_What needs to be done:_
Below is a block of records; return all of them exactly, but without the images.

_Material:_

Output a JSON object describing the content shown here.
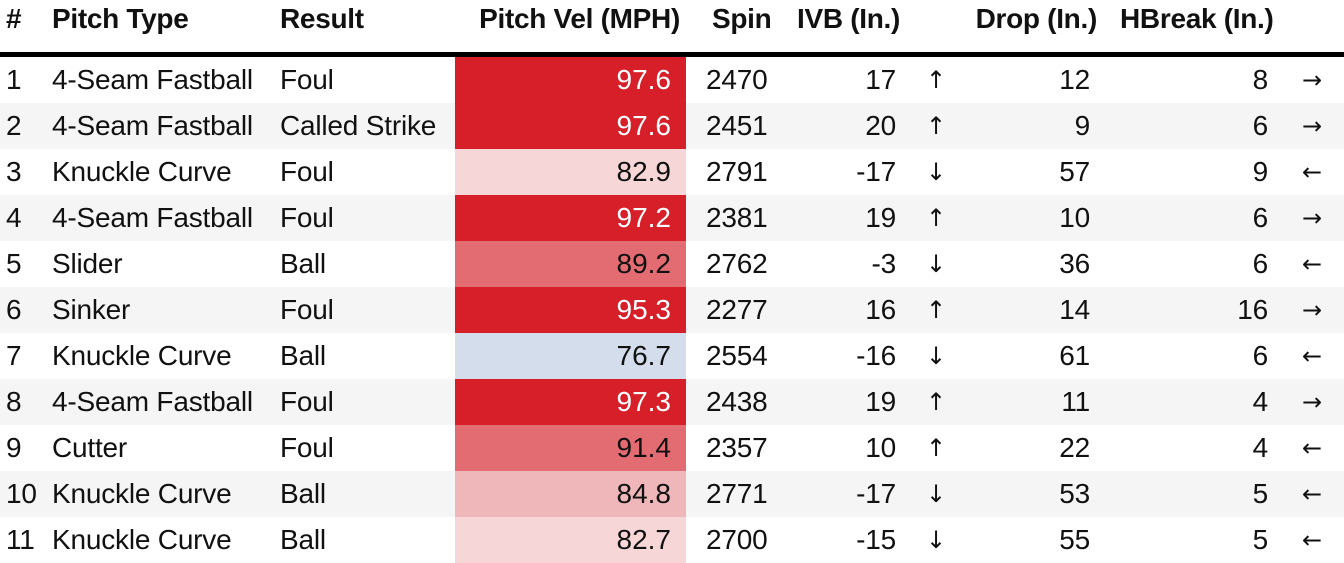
{
  "columns": {
    "num": "#",
    "pitch_type": "Pitch Type",
    "result": "Result",
    "velocity": "Pitch Vel (MPH)",
    "spin": "Spin",
    "ivb": "IVB (In.)",
    "drop": "Drop (In.)",
    "hbreak": "HBreak (In.)"
  },
  "colors": {
    "vel_hot": "#d71f2a",
    "vel_warm": "#e36b72",
    "vel_mid": "#f0b7bb",
    "vel_light": "#f7d6d8",
    "vel_cool": "#d3ddeb",
    "row_alt": "#f5f5f5",
    "header_rule": "#000000"
  },
  "rows": [
    {
      "num": "1",
      "pitch_type": "4-Seam Fastball",
      "result": "Foul",
      "velocity": "97.6",
      "spin": "2470",
      "ivb": "17",
      "ivb_arrow": "↑",
      "drop": "12",
      "hbreak": "8",
      "hbreak_arrow": "→"
    },
    {
      "num": "2",
      "pitch_type": "4-Seam Fastball",
      "result": "Called Strike",
      "velocity": "97.6",
      "spin": "2451",
      "ivb": "20",
      "ivb_arrow": "↑",
      "drop": "9",
      "hbreak": "6",
      "hbreak_arrow": "→"
    },
    {
      "num": "3",
      "pitch_type": "Knuckle Curve",
      "result": "Foul",
      "velocity": "82.9",
      "spin": "2791",
      "ivb": "-17",
      "ivb_arrow": "↓",
      "drop": "57",
      "hbreak": "9",
      "hbreak_arrow": "←"
    },
    {
      "num": "4",
      "pitch_type": "4-Seam Fastball",
      "result": "Foul",
      "velocity": "97.2",
      "spin": "2381",
      "ivb": "19",
      "ivb_arrow": "↑",
      "drop": "10",
      "hbreak": "6",
      "hbreak_arrow": "→"
    },
    {
      "num": "5",
      "pitch_type": "Slider",
      "result": "Ball",
      "velocity": "89.2",
      "spin": "2762",
      "ivb": "-3",
      "ivb_arrow": "↓",
      "drop": "36",
      "hbreak": "6",
      "hbreak_arrow": "←"
    },
    {
      "num": "6",
      "pitch_type": "Sinker",
      "result": "Foul",
      "velocity": "95.3",
      "spin": "2277",
      "ivb": "16",
      "ivb_arrow": "↑",
      "drop": "14",
      "hbreak": "16",
      "hbreak_arrow": "→"
    },
    {
      "num": "7",
      "pitch_type": "Knuckle Curve",
      "result": "Ball",
      "velocity": "76.7",
      "spin": "2554",
      "ivb": "-16",
      "ivb_arrow": "↓",
      "drop": "61",
      "hbreak": "6",
      "hbreak_arrow": "←"
    },
    {
      "num": "8",
      "pitch_type": "4-Seam Fastball",
      "result": "Foul",
      "velocity": "97.3",
      "spin": "2438",
      "ivb": "19",
      "ivb_arrow": "↑",
      "drop": "11",
      "hbreak": "4",
      "hbreak_arrow": "→"
    },
    {
      "num": "9",
      "pitch_type": "Cutter",
      "result": "Foul",
      "velocity": "91.4",
      "spin": "2357",
      "ivb": "10",
      "ivb_arrow": "↑",
      "drop": "22",
      "hbreak": "4",
      "hbreak_arrow": "←"
    },
    {
      "num": "10",
      "pitch_type": "Knuckle Curve",
      "result": "Ball",
      "velocity": "84.8",
      "spin": "2771",
      "ivb": "-17",
      "ivb_arrow": "↓",
      "drop": "53",
      "hbreak": "5",
      "hbreak_arrow": "←"
    },
    {
      "num": "11",
      "pitch_type": "Knuckle Curve",
      "result": "Ball",
      "velocity": "82.7",
      "spin": "2700",
      "ivb": "-15",
      "ivb_arrow": "↓",
      "drop": "55",
      "hbreak": "5",
      "hbreak_arrow": "←"
    }
  ]
}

_Worked solution:_
Output a JSON object describing the content shown here.
{
  "columns": {
    "num": "#",
    "pitch_type": "Pitch Type",
    "result": "Result",
    "velocity": "Pitch Vel (MPH)",
    "spin": "Spin",
    "ivb": "IVB (In.)",
    "drop": "Drop (In.)",
    "hbreak": "HBreak (In.)"
  },
  "colors": {
    "vel_hot": "#d71f2a",
    "vel_warm": "#e36b72",
    "vel_mid": "#f0b7bb",
    "vel_light": "#f7d6d8",
    "vel_cool": "#d3ddeb",
    "row_alt": "#f5f5f5",
    "header_rule": "#000000"
  },
  "rows": [
    {
      "num": "1",
      "pitch_type": "4-Seam Fastball",
      "result": "Foul",
      "velocity": "97.6",
      "spin": "2470",
      "ivb": "17",
      "ivb_arrow": "↑",
      "drop": "12",
      "hbreak": "8",
      "hbreak_arrow": "→"
    },
    {
      "num": "2",
      "pitch_type": "4-Seam Fastball",
      "result": "Called Strike",
      "velocity": "97.6",
      "spin": "2451",
      "ivb": "20",
      "ivb_arrow": "↑",
      "drop": "9",
      "hbreak": "6",
      "hbreak_arrow": "→"
    },
    {
      "num": "3",
      "pitch_type": "Knuckle Curve",
      "result": "Foul",
      "velocity": "82.9",
      "spin": "2791",
      "ivb": "-17",
      "ivb_arrow": "↓",
      "drop": "57",
      "hbreak": "9",
      "hbreak_arrow": "←"
    },
    {
      "num": "4",
      "pitch_type": "4-Seam Fastball",
      "result": "Foul",
      "velocity": "97.2",
      "spin": "2381",
      "ivb": "19",
      "ivb_arrow": "↑",
      "drop": "10",
      "hbreak": "6",
      "hbreak_arrow": "→"
    },
    {
      "num": "5",
      "pitch_type": "Slider",
      "result": "Ball",
      "velocity": "89.2",
      "spin": "2762",
      "ivb": "-3",
      "ivb_arrow": "↓",
      "drop": "36",
      "hbreak": "6",
      "hbreak_arrow": "←"
    },
    {
      "num": "6",
      "pitch_type": "Sinker",
      "result": "Foul",
      "velocity": "95.3",
      "spin": "2277",
      "ivb": "16",
      "ivb_arrow": "↑",
      "drop": "14",
      "hbreak": "16",
      "hbreak_arrow": "→"
    },
    {
      "num": "7",
      "pitch_type": "Knuckle Curve",
      "result": "Ball",
      "velocity": "76.7",
      "spin": "2554",
      "ivb": "-16",
      "ivb_arrow": "↓",
      "drop": "61",
      "hbreak": "6",
      "hbreak_arrow": "←"
    },
    {
      "num": "8",
      "pitch_type": "4-Seam Fastball",
      "result": "Foul",
      "velocity": "97.3",
      "spin": "2438",
      "ivb": "19",
      "ivb_arrow": "↑",
      "drop": "11",
      "hbreak": "4",
      "hbreak_arrow": "→"
    },
    {
      "num": "9",
      "pitch_type": "Cutter",
      "result": "Foul",
      "velocity": "91.4",
      "spin": "2357",
      "ivb": "10",
      "ivb_arrow": "↑",
      "drop": "22",
      "hbreak": "4",
      "hbreak_arrow": "←"
    },
    {
      "num": "10",
      "pitch_type": "Knuckle Curve",
      "result": "Ball",
      "velocity": "84.8",
      "spin": "2771",
      "ivb": "-17",
      "ivb_arrow": "↓",
      "drop": "53",
      "hbreak": "5",
      "hbreak_arrow": "←"
    },
    {
      "num": "11",
      "pitch_type": "Knuckle Curve",
      "result": "Ball",
      "velocity": "82.7",
      "spin": "2700",
      "ivb": "-15",
      "ivb_arrow": "↓",
      "drop": "55",
      "hbreak": "5",
      "hbreak_arrow": "←"
    }
  ]
}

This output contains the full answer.